• _Task_: Pull every "name" line out of the data below.

• _Material supplied_:
══════════════════════════════
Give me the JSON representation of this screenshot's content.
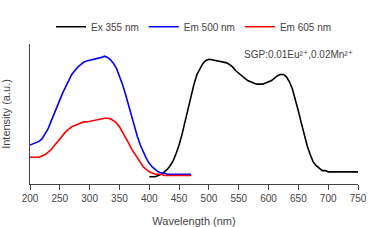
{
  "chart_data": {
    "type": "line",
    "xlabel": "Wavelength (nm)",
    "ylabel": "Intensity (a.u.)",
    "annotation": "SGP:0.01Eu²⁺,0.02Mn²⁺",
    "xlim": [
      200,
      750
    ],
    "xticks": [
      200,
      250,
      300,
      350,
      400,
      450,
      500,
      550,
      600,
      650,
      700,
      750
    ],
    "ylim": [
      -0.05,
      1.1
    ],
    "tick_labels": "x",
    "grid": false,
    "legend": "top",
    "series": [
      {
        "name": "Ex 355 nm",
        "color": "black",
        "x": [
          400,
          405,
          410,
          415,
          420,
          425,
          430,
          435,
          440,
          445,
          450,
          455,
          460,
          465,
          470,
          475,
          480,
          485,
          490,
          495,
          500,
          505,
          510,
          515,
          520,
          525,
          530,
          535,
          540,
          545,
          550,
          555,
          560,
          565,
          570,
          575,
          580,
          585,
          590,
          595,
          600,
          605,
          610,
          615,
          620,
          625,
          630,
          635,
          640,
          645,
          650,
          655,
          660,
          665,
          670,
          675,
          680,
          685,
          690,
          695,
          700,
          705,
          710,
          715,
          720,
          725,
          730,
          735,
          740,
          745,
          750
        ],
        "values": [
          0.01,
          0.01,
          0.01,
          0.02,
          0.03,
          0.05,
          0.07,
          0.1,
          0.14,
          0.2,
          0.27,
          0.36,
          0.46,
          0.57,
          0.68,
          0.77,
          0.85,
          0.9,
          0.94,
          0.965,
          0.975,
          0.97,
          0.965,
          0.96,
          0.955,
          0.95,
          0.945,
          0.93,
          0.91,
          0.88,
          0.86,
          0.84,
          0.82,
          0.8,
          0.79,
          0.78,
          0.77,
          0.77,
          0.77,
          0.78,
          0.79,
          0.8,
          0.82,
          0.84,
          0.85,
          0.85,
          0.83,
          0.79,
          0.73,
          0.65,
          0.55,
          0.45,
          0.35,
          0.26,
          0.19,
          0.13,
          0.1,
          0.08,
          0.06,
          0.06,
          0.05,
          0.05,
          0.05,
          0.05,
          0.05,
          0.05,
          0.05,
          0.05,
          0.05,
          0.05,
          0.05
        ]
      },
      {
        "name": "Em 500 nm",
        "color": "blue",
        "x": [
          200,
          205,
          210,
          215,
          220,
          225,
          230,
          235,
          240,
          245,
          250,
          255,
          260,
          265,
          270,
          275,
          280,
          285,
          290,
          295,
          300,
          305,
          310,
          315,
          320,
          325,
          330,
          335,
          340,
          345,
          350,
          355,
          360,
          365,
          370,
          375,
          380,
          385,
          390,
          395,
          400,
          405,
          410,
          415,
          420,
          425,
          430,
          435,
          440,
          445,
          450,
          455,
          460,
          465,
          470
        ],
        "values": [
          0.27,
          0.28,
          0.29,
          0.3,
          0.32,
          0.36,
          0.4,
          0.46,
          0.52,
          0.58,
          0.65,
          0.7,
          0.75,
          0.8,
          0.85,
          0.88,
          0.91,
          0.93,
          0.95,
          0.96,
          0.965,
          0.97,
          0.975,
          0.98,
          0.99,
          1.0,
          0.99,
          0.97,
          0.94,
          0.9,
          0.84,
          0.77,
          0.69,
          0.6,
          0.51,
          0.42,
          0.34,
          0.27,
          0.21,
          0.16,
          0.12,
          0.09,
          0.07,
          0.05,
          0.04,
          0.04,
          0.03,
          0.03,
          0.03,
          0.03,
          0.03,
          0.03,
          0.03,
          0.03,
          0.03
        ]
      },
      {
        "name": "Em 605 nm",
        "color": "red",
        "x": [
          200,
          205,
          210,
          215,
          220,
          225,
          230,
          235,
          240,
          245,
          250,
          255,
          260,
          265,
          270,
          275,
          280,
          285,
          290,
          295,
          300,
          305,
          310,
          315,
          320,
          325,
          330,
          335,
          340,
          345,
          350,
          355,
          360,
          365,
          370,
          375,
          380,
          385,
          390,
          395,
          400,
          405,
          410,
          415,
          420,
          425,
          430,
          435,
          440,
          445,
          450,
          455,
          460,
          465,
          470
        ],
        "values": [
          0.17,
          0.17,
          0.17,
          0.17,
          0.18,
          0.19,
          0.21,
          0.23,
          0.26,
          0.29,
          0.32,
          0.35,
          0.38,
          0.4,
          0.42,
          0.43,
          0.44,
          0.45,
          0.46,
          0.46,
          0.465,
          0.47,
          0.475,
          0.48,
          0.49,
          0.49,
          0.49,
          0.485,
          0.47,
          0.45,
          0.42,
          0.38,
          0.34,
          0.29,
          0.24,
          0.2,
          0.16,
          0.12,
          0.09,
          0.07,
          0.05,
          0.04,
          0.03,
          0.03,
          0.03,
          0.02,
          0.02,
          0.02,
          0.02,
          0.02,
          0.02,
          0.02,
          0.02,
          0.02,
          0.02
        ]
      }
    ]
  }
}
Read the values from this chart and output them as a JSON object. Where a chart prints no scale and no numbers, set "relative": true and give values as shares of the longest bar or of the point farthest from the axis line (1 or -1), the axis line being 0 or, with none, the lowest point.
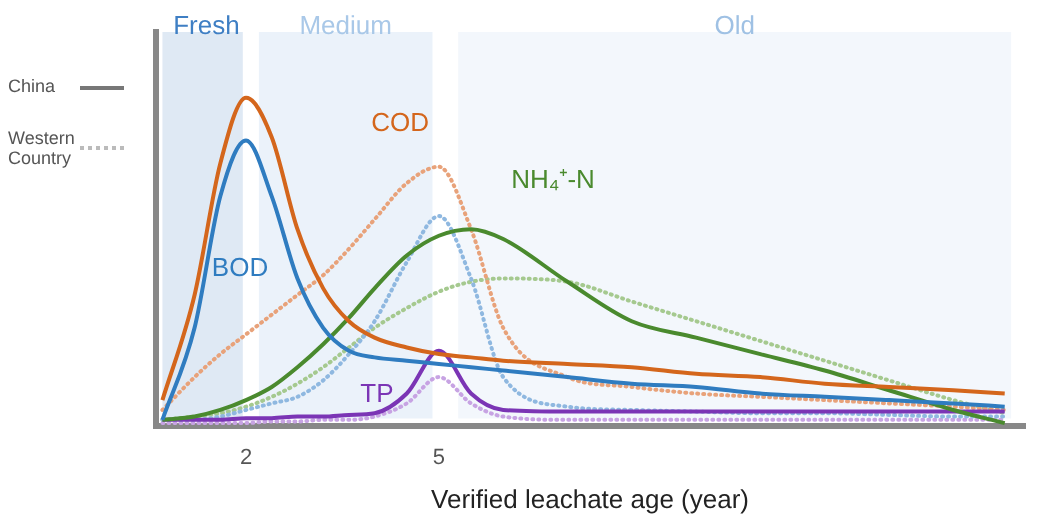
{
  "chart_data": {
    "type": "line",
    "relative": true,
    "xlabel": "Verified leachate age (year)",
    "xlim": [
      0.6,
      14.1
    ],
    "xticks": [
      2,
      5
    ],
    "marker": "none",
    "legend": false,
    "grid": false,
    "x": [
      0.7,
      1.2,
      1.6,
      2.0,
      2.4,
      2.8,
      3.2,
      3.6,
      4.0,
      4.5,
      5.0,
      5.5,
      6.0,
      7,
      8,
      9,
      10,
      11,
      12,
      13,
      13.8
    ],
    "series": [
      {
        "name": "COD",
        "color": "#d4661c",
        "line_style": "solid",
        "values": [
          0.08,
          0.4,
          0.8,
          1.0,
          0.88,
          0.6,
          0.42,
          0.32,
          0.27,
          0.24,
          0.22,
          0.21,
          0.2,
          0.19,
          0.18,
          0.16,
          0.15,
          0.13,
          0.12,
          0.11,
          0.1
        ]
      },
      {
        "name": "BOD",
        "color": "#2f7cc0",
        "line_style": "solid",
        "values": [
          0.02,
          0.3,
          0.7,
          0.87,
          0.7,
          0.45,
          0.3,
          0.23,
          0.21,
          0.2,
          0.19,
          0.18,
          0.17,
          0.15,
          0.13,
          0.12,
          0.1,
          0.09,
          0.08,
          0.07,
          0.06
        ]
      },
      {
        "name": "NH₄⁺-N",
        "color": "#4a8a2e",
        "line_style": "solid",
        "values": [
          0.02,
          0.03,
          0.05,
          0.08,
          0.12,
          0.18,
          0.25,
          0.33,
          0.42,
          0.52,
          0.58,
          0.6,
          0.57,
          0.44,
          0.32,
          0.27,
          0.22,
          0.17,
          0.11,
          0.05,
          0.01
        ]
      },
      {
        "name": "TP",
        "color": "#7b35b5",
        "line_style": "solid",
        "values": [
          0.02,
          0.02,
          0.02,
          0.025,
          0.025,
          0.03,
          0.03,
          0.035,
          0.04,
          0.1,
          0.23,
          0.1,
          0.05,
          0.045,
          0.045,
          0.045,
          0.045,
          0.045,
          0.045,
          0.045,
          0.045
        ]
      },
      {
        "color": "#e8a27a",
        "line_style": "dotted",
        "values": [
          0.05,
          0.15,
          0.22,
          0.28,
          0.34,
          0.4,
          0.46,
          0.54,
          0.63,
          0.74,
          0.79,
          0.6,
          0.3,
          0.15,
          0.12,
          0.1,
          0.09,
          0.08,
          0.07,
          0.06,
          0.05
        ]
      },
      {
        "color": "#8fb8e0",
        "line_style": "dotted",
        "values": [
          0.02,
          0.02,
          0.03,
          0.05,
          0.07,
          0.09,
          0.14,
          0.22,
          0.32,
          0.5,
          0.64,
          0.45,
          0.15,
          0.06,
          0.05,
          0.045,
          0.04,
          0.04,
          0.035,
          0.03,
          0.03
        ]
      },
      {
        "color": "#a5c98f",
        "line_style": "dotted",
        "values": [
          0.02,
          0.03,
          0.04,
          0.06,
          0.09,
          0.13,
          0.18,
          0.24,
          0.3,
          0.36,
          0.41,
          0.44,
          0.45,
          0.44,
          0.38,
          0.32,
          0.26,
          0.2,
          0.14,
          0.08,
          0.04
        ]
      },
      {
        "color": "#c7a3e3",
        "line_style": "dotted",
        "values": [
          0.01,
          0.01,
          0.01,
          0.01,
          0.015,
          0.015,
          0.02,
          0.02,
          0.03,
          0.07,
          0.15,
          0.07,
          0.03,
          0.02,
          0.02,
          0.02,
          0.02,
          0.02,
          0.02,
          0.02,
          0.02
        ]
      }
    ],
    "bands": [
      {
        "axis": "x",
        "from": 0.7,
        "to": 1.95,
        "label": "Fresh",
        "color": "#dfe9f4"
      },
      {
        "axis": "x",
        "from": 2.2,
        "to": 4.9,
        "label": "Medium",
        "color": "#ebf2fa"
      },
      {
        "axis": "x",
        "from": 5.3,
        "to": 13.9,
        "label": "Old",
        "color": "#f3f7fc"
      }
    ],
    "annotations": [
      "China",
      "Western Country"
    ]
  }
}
══════════════════════════════
• _The answer_:
        "name": "Ex 355 nm",
        "name": "Em 500 nm",
        "name": "Em 605 nm",
        "name": "COD",
        "name": "BOD",
        "name": "NH₄⁺-N",
        "name": "TP",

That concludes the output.